# Will electric fence work - shallow rock



## LBFarms (May 9, 2012)

I have been working on putting up t-posts for a 4 wire electric fence to contain goats & my LGD. I am fencing about 5 acres, in an "L" shape. One side has very shallow topsoil, with shale about a foot or slightly less down, It's been a real bugger pounding t=posts through the shale. The other half of the pasture has a lot more topsoil, not sure how deep but I have pounded in some long t-posts probably 2 or 3 feet down without hitting the shale.  Will the fence still shock with this shallow soil & rock underneath?  Also, I have three grounding rods that are 9 foot long. I know there is no way I'm going to get anywhere close to that far down, Should I cut them in half & pound six of them in if I can only get a few feet down?  BTW - Charger is a 50 mile , I believe it is 2 joules. Thanks!


----------



## heathen (May 10, 2012)

I would barry them Horizontaly 2 foot down I would also add 3 or 4 wires  and space the ground rods out throughout the fence use the extra 3 or 4 wires as ground wires so that when your animals touch the hot wire and the ground wire then they get a good shock.  I live in KY and use a fence like this I have never had trouble keeping anything in or out with it. I dont know how conductive shale is electricity follows the shortest path to ground. Hence the extra wires. Even if you dog goes to jump the fence if he gets inbetween a ground and a hot without touching earth it will still get shocked. In KY yyou can do 6 foot strait down for a ground rod 45 degree angle or 2 foot horizontle ditch style.  Just space your ground rods out evenly throught your fence and you shouldnt have an issue. your local ag office may be able to assist in proper electric fencing in your area. Also state by state has diffrent laws in KY I am required to put up signs on the fence caution electric fence.......... Dumb as I think this is its the law. I personlly want someone trying to get in with the goaats to get a good shock and yell so my dogs will go get them lol.......


----------



## treeclimber233 (May 14, 2012)

Shale will not conduct electricity.  It is the moisture in the ground that conducts the electricity.  Putting several strands of fence (one "hot" -then one "not hot") will work because then the electricity will pass between the hot and not hot strands as already mentioned.


----------



## LBFarms (May 15, 2012)

I ended up pounding in three rods at about a 30 degree angle where I thought I had the most soil. I've got probably four to five acres fenced & using a 50 mile Parmak charger, I'm getting about 4500 volts through the fence.  I might end up running a few ground wires inbetween some of the other wires and grounding it out in one or two places along the fence anyway, since we get a lot of snow here in the winter and apparently then I will have to have ground return wires to get any kind of a shock , from what I have read.


----------

◆ ◆ ◆

_LIST OF TASKS:_
1. List the date of every post in the electric fence thread, in the order the posts appear.
2. According to the electric fence thread, about how many volts is LBFarms getting through the fence?
3. From the electric fence thread, reproduce the passage that starts at the words "Shale will not" and ends after the words "(May 15, 2012)".

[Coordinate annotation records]
◆ ◆ ◆

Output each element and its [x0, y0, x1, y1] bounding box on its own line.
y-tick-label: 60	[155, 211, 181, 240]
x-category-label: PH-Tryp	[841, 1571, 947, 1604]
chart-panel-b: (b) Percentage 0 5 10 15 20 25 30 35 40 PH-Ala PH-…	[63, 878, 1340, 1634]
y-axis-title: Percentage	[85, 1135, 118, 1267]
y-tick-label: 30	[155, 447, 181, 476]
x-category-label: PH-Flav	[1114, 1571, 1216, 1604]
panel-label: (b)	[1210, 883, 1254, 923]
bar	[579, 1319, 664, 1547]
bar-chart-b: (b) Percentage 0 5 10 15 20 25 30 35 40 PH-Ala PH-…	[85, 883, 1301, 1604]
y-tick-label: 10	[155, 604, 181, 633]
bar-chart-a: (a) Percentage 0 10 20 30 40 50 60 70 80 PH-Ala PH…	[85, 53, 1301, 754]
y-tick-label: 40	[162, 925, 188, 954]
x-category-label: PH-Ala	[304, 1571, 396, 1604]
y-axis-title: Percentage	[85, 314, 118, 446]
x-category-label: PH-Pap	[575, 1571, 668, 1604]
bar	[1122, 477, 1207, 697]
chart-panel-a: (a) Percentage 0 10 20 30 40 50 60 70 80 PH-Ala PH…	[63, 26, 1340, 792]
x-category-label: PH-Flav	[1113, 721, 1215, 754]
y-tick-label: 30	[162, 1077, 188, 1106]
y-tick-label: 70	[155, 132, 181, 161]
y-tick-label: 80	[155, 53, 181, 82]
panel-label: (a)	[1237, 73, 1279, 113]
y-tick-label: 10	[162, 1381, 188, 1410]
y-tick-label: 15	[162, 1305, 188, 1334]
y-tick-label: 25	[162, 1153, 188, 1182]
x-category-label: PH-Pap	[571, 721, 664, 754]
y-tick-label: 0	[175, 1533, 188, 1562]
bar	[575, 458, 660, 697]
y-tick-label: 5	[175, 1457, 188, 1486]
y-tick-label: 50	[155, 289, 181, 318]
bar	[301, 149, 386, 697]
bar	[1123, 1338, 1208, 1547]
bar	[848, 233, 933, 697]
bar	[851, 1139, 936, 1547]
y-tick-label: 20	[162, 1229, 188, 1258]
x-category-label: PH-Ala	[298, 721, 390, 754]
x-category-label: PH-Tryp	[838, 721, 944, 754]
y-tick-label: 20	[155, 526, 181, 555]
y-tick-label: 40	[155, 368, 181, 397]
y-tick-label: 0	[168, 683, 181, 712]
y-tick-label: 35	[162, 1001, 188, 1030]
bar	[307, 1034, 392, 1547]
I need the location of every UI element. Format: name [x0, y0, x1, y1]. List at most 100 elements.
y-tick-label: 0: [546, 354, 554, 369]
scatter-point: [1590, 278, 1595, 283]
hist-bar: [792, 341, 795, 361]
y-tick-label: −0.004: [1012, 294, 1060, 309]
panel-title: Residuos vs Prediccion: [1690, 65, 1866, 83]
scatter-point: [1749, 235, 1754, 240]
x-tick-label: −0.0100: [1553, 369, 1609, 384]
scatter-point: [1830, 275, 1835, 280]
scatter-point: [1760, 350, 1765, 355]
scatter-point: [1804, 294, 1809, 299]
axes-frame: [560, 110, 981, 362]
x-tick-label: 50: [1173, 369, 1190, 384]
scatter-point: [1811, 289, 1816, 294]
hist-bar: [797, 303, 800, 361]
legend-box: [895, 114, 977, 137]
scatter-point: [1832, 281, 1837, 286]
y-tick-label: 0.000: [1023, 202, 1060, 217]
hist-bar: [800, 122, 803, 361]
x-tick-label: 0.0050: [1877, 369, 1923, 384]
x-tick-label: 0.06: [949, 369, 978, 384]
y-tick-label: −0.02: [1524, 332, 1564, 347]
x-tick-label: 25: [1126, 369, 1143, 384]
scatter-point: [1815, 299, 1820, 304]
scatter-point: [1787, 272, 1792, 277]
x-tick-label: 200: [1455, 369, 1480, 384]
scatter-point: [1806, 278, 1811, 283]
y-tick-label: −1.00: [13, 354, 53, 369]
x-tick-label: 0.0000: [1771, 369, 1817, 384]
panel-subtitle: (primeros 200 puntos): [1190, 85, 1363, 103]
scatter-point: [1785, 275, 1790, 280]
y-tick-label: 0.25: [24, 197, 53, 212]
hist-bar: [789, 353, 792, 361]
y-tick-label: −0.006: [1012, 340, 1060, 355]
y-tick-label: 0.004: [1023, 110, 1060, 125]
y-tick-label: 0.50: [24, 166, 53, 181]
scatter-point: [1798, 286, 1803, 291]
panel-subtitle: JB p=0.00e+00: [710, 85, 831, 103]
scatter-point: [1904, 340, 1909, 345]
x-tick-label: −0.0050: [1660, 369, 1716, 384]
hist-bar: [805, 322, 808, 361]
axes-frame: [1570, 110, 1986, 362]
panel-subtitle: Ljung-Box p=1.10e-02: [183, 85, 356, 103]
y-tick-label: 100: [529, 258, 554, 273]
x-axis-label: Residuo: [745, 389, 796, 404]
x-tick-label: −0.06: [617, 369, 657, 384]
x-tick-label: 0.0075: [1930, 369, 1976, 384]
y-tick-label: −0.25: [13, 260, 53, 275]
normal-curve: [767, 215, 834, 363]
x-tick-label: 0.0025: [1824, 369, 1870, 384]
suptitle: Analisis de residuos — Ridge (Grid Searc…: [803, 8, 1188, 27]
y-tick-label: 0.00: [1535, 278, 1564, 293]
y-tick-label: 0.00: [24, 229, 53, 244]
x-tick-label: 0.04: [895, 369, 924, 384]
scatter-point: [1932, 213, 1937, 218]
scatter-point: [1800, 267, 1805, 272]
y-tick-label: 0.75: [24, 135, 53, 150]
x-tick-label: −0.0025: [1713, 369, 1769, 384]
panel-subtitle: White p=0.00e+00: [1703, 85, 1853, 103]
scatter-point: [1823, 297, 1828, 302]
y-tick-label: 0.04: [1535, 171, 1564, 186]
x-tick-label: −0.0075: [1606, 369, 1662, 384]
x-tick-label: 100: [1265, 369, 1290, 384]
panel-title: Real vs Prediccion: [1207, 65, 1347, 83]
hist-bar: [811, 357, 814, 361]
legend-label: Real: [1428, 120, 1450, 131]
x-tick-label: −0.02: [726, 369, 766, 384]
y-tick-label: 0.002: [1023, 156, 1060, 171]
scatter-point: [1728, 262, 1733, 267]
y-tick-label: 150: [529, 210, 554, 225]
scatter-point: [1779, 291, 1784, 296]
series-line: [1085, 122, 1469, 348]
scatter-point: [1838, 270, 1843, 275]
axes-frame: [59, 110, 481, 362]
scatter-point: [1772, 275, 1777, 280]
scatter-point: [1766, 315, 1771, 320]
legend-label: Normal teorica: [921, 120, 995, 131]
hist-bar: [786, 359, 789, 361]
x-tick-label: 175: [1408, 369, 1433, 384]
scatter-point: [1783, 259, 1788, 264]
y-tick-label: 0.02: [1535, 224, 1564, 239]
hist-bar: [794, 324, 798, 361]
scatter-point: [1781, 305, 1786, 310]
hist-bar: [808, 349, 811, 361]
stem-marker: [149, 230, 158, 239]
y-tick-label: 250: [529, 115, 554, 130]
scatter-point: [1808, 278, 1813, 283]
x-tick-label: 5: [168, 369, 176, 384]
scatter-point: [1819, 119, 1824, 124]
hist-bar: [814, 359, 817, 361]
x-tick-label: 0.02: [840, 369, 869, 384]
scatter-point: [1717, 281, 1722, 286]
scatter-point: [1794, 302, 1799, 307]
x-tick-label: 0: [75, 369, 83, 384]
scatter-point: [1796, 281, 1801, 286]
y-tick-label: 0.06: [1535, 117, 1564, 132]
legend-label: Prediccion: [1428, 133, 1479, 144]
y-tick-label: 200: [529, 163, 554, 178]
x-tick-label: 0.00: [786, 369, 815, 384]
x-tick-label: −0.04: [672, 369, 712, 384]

◆ ◆ ◆

_ANSWERS FOR THE TASKS:_
1. May 9, 2012; May 10, 2012; May 14, 2012; May 15, 2012

2. About 4500 volts.

3.
Shale will not conduct electricity.  It is the moisture in the ground that conducts the electricity.  Putting several strands of fence (one "hot" -then one "not hot") will work because then the electricity will pass between the hot and not hot strands as already mentioned.


----------



## LBFarms (May 15, 2012)